- **YOUR INSTRUCTIONS**
Go through the material below and copy all lines with "treści".

(begin)

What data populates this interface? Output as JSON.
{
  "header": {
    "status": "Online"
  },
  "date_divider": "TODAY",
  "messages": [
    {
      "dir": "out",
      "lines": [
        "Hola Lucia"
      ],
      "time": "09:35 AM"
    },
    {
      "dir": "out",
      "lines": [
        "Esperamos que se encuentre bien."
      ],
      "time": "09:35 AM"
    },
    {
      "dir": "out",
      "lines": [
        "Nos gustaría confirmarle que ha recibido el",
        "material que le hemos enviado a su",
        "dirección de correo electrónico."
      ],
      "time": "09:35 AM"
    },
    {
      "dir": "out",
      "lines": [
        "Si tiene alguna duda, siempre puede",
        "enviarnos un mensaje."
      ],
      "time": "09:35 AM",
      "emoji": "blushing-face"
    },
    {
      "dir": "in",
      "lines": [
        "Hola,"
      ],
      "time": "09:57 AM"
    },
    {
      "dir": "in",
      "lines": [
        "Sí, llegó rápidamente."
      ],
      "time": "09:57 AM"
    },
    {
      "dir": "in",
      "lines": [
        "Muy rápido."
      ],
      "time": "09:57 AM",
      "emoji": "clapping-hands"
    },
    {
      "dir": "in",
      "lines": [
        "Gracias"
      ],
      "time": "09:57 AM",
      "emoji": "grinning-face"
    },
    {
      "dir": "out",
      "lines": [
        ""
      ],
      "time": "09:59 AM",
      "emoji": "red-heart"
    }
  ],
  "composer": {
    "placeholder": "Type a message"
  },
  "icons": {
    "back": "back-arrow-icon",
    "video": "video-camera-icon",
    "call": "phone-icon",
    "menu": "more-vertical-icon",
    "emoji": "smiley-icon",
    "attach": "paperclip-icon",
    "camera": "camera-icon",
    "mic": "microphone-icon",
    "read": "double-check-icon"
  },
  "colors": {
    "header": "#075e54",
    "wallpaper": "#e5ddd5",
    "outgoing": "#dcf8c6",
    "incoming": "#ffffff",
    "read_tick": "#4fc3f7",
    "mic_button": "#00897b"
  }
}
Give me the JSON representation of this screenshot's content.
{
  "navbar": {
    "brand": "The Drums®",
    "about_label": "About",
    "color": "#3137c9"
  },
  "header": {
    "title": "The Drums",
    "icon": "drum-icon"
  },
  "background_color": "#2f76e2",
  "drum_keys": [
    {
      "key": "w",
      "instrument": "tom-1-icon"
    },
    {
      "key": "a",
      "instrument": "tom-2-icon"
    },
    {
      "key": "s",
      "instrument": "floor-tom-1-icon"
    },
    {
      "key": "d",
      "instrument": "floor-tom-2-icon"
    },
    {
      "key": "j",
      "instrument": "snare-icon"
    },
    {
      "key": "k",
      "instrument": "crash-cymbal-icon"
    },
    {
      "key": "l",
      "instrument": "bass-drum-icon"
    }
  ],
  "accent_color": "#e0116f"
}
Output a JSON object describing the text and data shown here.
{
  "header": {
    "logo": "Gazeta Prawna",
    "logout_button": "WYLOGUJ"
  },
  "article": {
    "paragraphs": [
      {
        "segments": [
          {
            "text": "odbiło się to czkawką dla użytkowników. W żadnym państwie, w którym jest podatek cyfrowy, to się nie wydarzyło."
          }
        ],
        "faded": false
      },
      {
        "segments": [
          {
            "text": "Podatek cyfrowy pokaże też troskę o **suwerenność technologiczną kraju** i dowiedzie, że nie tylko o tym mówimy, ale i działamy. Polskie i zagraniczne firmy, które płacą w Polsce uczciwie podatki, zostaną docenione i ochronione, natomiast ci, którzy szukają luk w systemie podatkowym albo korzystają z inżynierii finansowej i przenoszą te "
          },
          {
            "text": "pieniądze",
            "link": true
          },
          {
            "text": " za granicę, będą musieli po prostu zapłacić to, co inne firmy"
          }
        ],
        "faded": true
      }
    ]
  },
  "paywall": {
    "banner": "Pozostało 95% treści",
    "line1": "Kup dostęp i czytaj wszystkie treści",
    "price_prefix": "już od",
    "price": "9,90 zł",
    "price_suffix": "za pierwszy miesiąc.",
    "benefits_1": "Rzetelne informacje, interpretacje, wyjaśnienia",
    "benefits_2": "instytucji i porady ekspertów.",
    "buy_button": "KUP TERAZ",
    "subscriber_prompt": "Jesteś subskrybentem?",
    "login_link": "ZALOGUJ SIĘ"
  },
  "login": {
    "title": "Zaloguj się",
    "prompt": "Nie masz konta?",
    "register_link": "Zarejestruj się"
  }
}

(end)

- **TASK RESULT**
    "banner": "Pozostało 95% treści",
    "line1": "Kup dostęp i czytaj wszystkie treści",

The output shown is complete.